## WORK TO DO
Leave out every picture, then transcribe the rest of the listing exactly.

## EXERCISE MATERIALS
━━━━━━━━━━━━━━━━
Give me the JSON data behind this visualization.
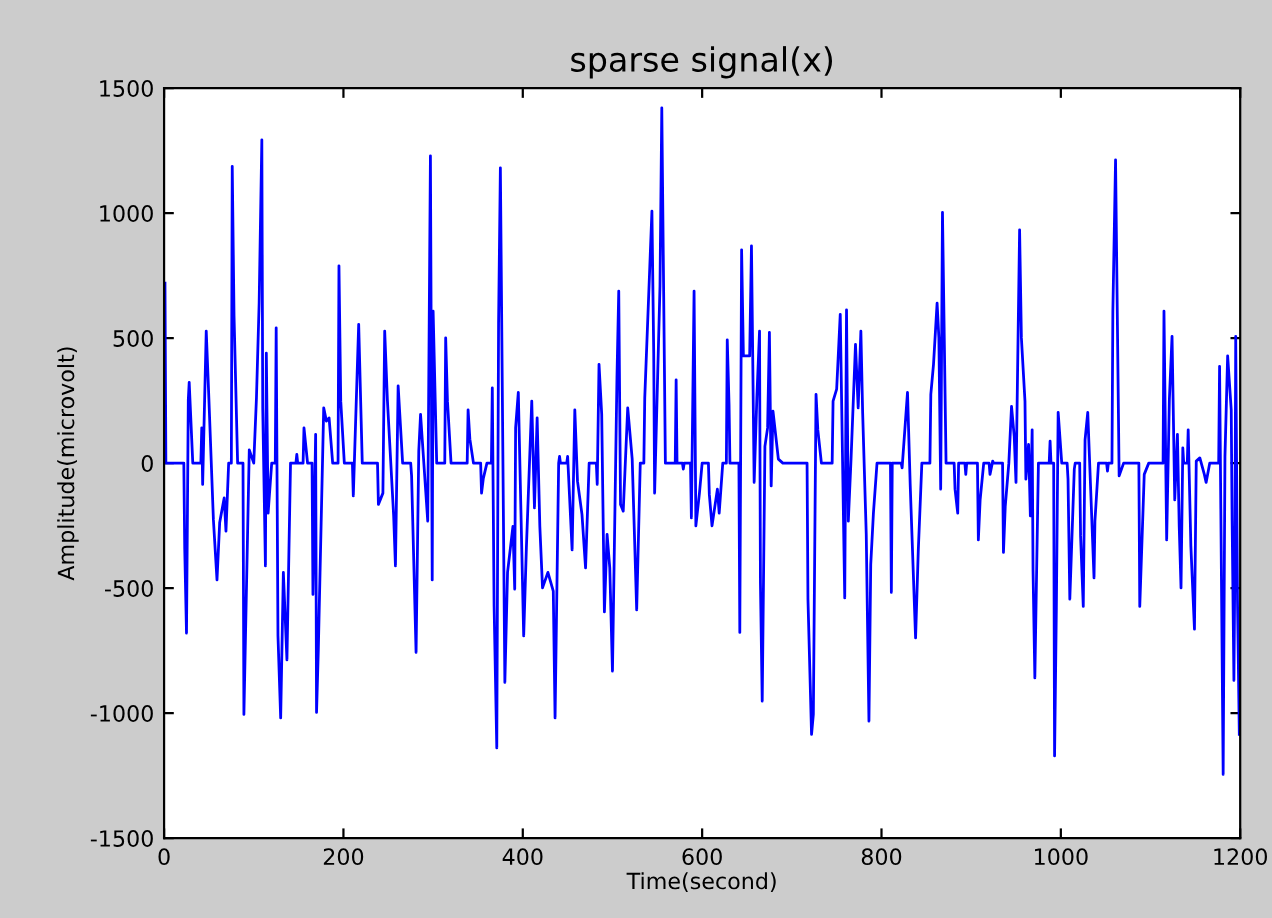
{
  "chart_data": {
    "type": "line",
    "title": "sparse signal(x)",
    "xlabel": "Time(second)",
    "ylabel": "Amplitude(microvolt)",
    "xlim": [
      0,
      1200
    ],
    "xticks": [
      0,
      200,
      400,
      600,
      800,
      1000,
      1200
    ],
    "ylim": [
      -1500,
      1500
    ],
    "yticks": [
      -1500,
      -1000,
      -500,
      0,
      500,
      1000,
      1500
    ],
    "grid": false,
    "series": [
      {
        "color": "#0000ff",
        "x": [
          1,
          2,
          22,
          23,
          25,
          27,
          28,
          32,
          41,
          42,
          43,
          47,
          50,
          55,
          59,
          62,
          67,
          69,
          72,
          75,
          76,
          78,
          82,
          88,
          89,
          95,
          100,
          103,
          106,
          109,
          110,
          113,
          114,
          116,
          120,
          124,
          125,
          127,
          130,
          133,
          137,
          141,
          147,
          148,
          149,
          155,
          156,
          160,
          165,
          166,
          169,
          170,
          172,
          178,
          181,
          184,
          188,
          194,
          195,
          197,
          201,
          210,
          211,
          217,
          221,
          238,
          239,
          244,
          246,
          249,
          256,
          258,
          261,
          266,
          275,
          276,
          281,
          284,
          286,
          288,
          294,
          297,
          299,
          300,
          304,
          313,
          314,
          316,
          320,
          338,
          339,
          341,
          345,
          353,
          354,
          356,
          360,
          365,
          366,
          368,
          371,
          373,
          375,
          380,
          383,
          389,
          391,
          392,
          395,
          401,
          404,
          410,
          413,
          416,
          419,
          422,
          428,
          434,
          436,
          440,
          441,
          442,
          449,
          450,
          455,
          458,
          461,
          466,
          470,
          474,
          482,
          483,
          485,
          488,
          491,
          494,
          497,
          500,
          505,
          507,
          509,
          512,
          517,
          522,
          527,
          531,
          535,
          536,
          544,
          546,
          547,
          553,
          555,
          559,
          570,
          571,
          572,
          578,
          579,
          580,
          587,
          588,
          591,
          593,
          597,
          600,
          607,
          608,
          611,
          617,
          619,
          623,
          627,
          628,
          630,
          631,
          641,
          642,
          644,
          646,
          653,
          655,
          658,
          661,
          664,
          665,
          667,
          670,
          673,
          675,
          677,
          679,
          685,
          690,
          717,
          718,
          722,
          724,
          727,
          729,
          733,
          745,
          746,
          750,
          754,
          759,
          761,
          763,
          766,
          771,
          774,
          777,
          779,
          783,
          786,
          788,
          791,
          795,
          810,
          811,
          812,
          822,
          823,
          829,
          832,
          838,
          841,
          845,
          854,
          855,
          858,
          862,
          864,
          866,
          868,
          872,
          881,
          882,
          885,
          886,
          893,
          894,
          895,
          907,
          908,
          910,
          914,
          920,
          921,
          924,
          925,
          935,
          936,
          938,
          942,
          945,
          948,
          950,
          954,
          956,
          960,
          961,
          964,
          966,
          968,
          969,
          971,
          975,
          987,
          988,
          989,
          992,
          993,
          995,
          997,
          1001,
          1007,
          1008,
          1010,
          1015,
          1016,
          1021,
          1022,
          1025,
          1027,
          1030,
          1037,
          1038,
          1042,
          1051,
          1052,
          1053,
          1057,
          1058,
          1061,
          1065,
          1070,
          1087,
          1088,
          1093,
          1098,
          1114,
          1115,
          1118,
          1121,
          1124,
          1127,
          1130,
          1132,
          1134,
          1136,
          1137,
          1141,
          1142,
          1145,
          1149,
          1151,
          1155,
          1160,
          1162,
          1166,
          1176,
          1177,
          1181,
          1183,
          1186,
          1190,
          1191,
          1193,
          1194,
          1195,
          1197,
          1199
        ],
        "values": [
          720,
          0,
          0,
          -340,
          -680,
          253,
          323,
          0,
          0,
          141,
          -85,
          528,
          253,
          -227,
          -467,
          -237,
          -139,
          -272,
          0,
          0,
          1187,
          589,
          0,
          0,
          -1005,
          53,
          0,
          261,
          640,
          1293,
          221,
          -411,
          440,
          -200,
          0,
          0,
          541,
          -691,
          -1019,
          -437,
          -787,
          0,
          0,
          35,
          0,
          0,
          141,
          0,
          0,
          -525,
          115,
          -997,
          -744,
          221,
          168,
          181,
          0,
          0,
          789,
          248,
          0,
          0,
          -131,
          555,
          0,
          0,
          -165,
          -120,
          528,
          253,
          -211,
          -411,
          309,
          0,
          0,
          -51,
          -757,
          48,
          195,
          88,
          -232,
          1229,
          -467,
          608,
          0,
          0,
          501,
          248,
          0,
          0,
          213,
          96,
          0,
          0,
          -120,
          -61,
          0,
          0,
          301,
          -571,
          -1139,
          563,
          1181,
          -877,
          -437,
          -253,
          -504,
          141,
          283,
          -691,
          -339,
          248,
          -179,
          181,
          -253,
          -499,
          -437,
          -512,
          -1019,
          0,
          27,
          0,
          0,
          27,
          -347,
          213,
          -72,
          -205,
          -419,
          0,
          0,
          -85,
          395,
          195,
          -595,
          -285,
          -419,
          -832,
          341,
          688,
          -165,
          -192,
          221,
          16,
          -587,
          0,
          0,
          261,
          1008,
          440,
          -120,
          709,
          1421,
          0,
          0,
          333,
          0,
          0,
          -24,
          0,
          0,
          -219,
          688,
          -251,
          -120,
          0,
          0,
          -125,
          -251,
          -104,
          -200,
          0,
          0,
          493,
          235,
          0,
          0,
          -677,
          853,
          429,
          429,
          869,
          -77,
          261,
          528,
          -477,
          -952,
          67,
          141,
          523,
          -91,
          208,
          16,
          0,
          0,
          -544,
          -1085,
          -1005,
          275,
          133,
          0,
          0,
          248,
          296,
          595,
          -539,
          613,
          -232,
          13,
          475,
          221,
          528,
          200,
          -285,
          -1032,
          -405,
          -200,
          0,
          0,
          -517,
          0,
          0,
          -19,
          283,
          -85,
          -699,
          -352,
          0,
          0,
          275,
          395,
          640,
          501,
          -104,
          1003,
          0,
          0,
          -104,
          -200,
          0,
          0,
          -45,
          0,
          0,
          -307,
          -147,
          0,
          0,
          -45,
          8,
          0,
          0,
          -357,
          -173,
          0,
          227,
          107,
          -77,
          933,
          501,
          248,
          -64,
          75,
          -211,
          133,
          -432,
          -859,
          0,
          0,
          88,
          0,
          0,
          -1171,
          -579,
          203,
          0,
          0,
          -64,
          -544,
          -24,
          0,
          0,
          -291,
          -573,
          93,
          203,
          -459,
          -232,
          0,
          0,
          -32,
          0,
          0,
          608,
          1213,
          -51,
          0,
          0,
          -573,
          -45,
          0,
          0,
          608,
          -307,
          253,
          507,
          -147,
          115,
          -253,
          -499,
          61,
          0,
          0,
          133,
          -333,
          -664,
          8,
          21,
          -45,
          -77,
          0,
          0,
          387,
          -1245,
          27,
          429,
          213,
          -232,
          -869,
          -432,
          507,
          -552,
          -1085
        ]
      }
    ]
  }
}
━━━━━━━━━━━━━━━━
## WORKED ANSWER
Give me the JSON data behind this visualization.
{
  "chart_data": {
    "type": "line",
    "title": "sparse signal(x)",
    "xlabel": "Time(second)",
    "ylabel": "Amplitude(microvolt)",
    "xlim": [
      0,
      1200
    ],
    "xticks": [
      0,
      200,
      400,
      600,
      800,
      1000,
      1200
    ],
    "ylim": [
      -1500,
      1500
    ],
    "yticks": [
      -1500,
      -1000,
      -500,
      0,
      500,
      1000,
      1500
    ],
    "grid": false,
    "series": [
      {
        "color": "#0000ff",
        "x": [
          1,
          2,
          22,
          23,
          25,
          27,
          28,
          32,
          41,
          42,
          43,
          47,
          50,
          55,
          59,
          62,
          67,
          69,
          72,
          75,
          76,
          78,
          82,
          88,
          89,
          95,
          100,
          103,
          106,
          109,
          110,
          113,
          114,
          116,
          120,
          124,
          125,
          127,
          130,
          133,
          137,
          141,
          147,
          148,
          149,
          155,
          156,
          160,
          165,
          166,
          169,
          170,
          172,
          178,
          181,
          184,
          188,
          194,
          195,
          197,
          201,
          210,
          211,
          217,
          221,
          238,
          239,
          244,
          246,
          249,
          256,
          258,
          261,
          266,
          275,
          276,
          281,
          284,
          286,
          288,
          294,
          297,
          299,
          300,
          304,
          313,
          314,
          316,
          320,
          338,
          339,
          341,
          345,
          353,
          354,
          356,
          360,
          365,
          366,
          368,
          371,
          373,
          375,
          380,
          383,
          389,
          391,
          392,
          395,
          401,
          404,
          410,
          413,
          416,
          419,
          422,
          428,
          434,
          436,
          440,
          441,
          442,
          449,
          450,
          455,
          458,
          461,
          466,
          470,
          474,
          482,
          483,
          485,
          488,
          491,
          494,
          497,
          500,
          505,
          507,
          509,
          512,
          517,
          522,
          527,
          531,
          535,
          536,
          544,
          546,
          547,
          553,
          555,
          559,
          570,
          571,
          572,
          578,
          579,
          580,
          587,
          588,
          591,
          593,
          597,
          600,
          607,
          608,
          611,
          617,
          619,
          623,
          627,
          628,
          630,
          631,
          641,
          642,
          644,
          646,
          653,
          655,
          658,
          661,
          664,
          665,
          667,
          670,
          673,
          675,
          677,
          679,
          685,
          690,
          717,
          718,
          722,
          724,
          727,
          729,
          733,
          745,
          746,
          750,
          754,
          759,
          761,
          763,
          766,
          771,
          774,
          777,
          779,
          783,
          786,
          788,
          791,
          795,
          810,
          811,
          812,
          822,
          823,
          829,
          832,
          838,
          841,
          845,
          854,
          855,
          858,
          862,
          864,
          866,
          868,
          872,
          881,
          882,
          885,
          886,
          893,
          894,
          895,
          907,
          908,
          910,
          914,
          920,
          921,
          924,
          925,
          935,
          936,
          938,
          942,
          945,
          948,
          950,
          954,
          956,
          960,
          961,
          964,
          966,
          968,
          969,
          971,
          975,
          987,
          988,
          989,
          992,
          993,
          995,
          997,
          1001,
          1007,
          1008,
          1010,
          1015,
          1016,
          1021,
          1022,
          1025,
          1027,
          1030,
          1037,
          1038,
          1042,
          1051,
          1052,
          1053,
          1057,
          1058,
          1061,
          1065,
          1070,
          1087,
          1088,
          1093,
          1098,
          1114,
          1115,
          1118,
          1121,
          1124,
          1127,
          1130,
          1132,
          1134,
          1136,
          1137,
          1141,
          1142,
          1145,
          1149,
          1151,
          1155,
          1160,
          1162,
          1166,
          1176,
          1177,
          1181,
          1183,
          1186,
          1190,
          1191,
          1193,
          1194,
          1195,
          1197,
          1199
        ],
        "values": [
          720,
          0,
          0,
          -340,
          -680,
          253,
          323,
          0,
          0,
          141,
          -85,
          528,
          253,
          -227,
          -467,
          -237,
          -139,
          -272,
          0,
          0,
          1187,
          589,
          0,
          0,
          -1005,
          53,
          0,
          261,
          640,
          1293,
          221,
          -411,
          440,
          -200,
          0,
          0,
          541,
          -691,
          -1019,
          -437,
          -787,
          0,
          0,
          35,
          0,
          0,
          141,
          0,
          0,
          -525,
          115,
          -997,
          -744,
          221,
          168,
          181,
          0,
          0,
          789,
          248,
          0,
          0,
          -131,
          555,
          0,
          0,
          -165,
          -120,
          528,
          253,
          -211,
          -411,
          309,
          0,
          0,
          -51,
          -757,
          48,
          195,
          88,
          -232,
          1229,
          -467,
          608,
          0,
          0,
          501,
          248,
          0,
          0,
          213,
          96,
          0,
          0,
          -120,
          -61,
          0,
          0,
          301,
          -571,
          -1139,
          563,
          1181,
          -877,
          -437,
          -253,
          -504,
          141,
          283,
          -691,
          -339,
          248,
          -179,
          181,
          -253,
          -499,
          -437,
          -512,
          -1019,
          0,
          27,
          0,
          0,
          27,
          -347,
          213,
          -72,
          -205,
          -419,
          0,
          0,
          -85,
          395,
          195,
          -595,
          -285,
          -419,
          -832,
          341,
          688,
          -165,
          -192,
          221,
          16,
          -587,
          0,
          0,
          261,
          1008,
          440,
          -120,
          709,
          1421,
          0,
          0,
          333,
          0,
          0,
          -24,
          0,
          0,
          -219,
          688,
          -251,
          -120,
          0,
          0,
          -125,
          -251,
          -104,
          -200,
          0,
          0,
          493,
          235,
          0,
          0,
          -677,
          853,
          429,
          429,
          869,
          -77,
          261,
          528,
          -477,
          -952,
          67,
          141,
          523,
          -91,
          208,
          16,
          0,
          0,
          -544,
          -1085,
          -1005,
          275,
          133,
          0,
          0,
          248,
          296,
          595,
          -539,
          613,
          -232,
          13,
          475,
          221,
          528,
          200,
          -285,
          -1032,
          -405,
          -200,
          0,
          0,
          -517,
          0,
          0,
          -19,
          283,
          -85,
          -699,
          -352,
          0,
          0,
          275,
          395,
          640,
          501,
          -104,
          1003,
          0,
          0,
          -104,
          -200,
          0,
          0,
          -45,
          0,
          0,
          -307,
          -147,
          0,
          0,
          -45,
          8,
          0,
          0,
          -357,
          -173,
          0,
          227,
          107,
          -77,
          933,
          501,
          248,
          -64,
          75,
          -211,
          133,
          -432,
          -859,
          0,
          0,
          88,
          0,
          0,
          -1171,
          -579,
          203,
          0,
          0,
          -64,
          -544,
          -24,
          0,
          0,
          -291,
          -573,
          93,
          203,
          -459,
          -232,
          0,
          0,
          -32,
          0,
          0,
          608,
          1213,
          -51,
          0,
          0,
          -573,
          -45,
          0,
          0,
          608,
          -307,
          253,
          507,
          -147,
          115,
          -253,
          -499,
          61,
          0,
          0,
          133,
          -333,
          -664,
          8,
          21,
          -45,
          -77,
          0,
          0,
          387,
          -1245,
          27,
          429,
          213,
          -232,
          -869,
          -432,
          507,
          -552,
          -1085
        ]
      }
    ]
  }
}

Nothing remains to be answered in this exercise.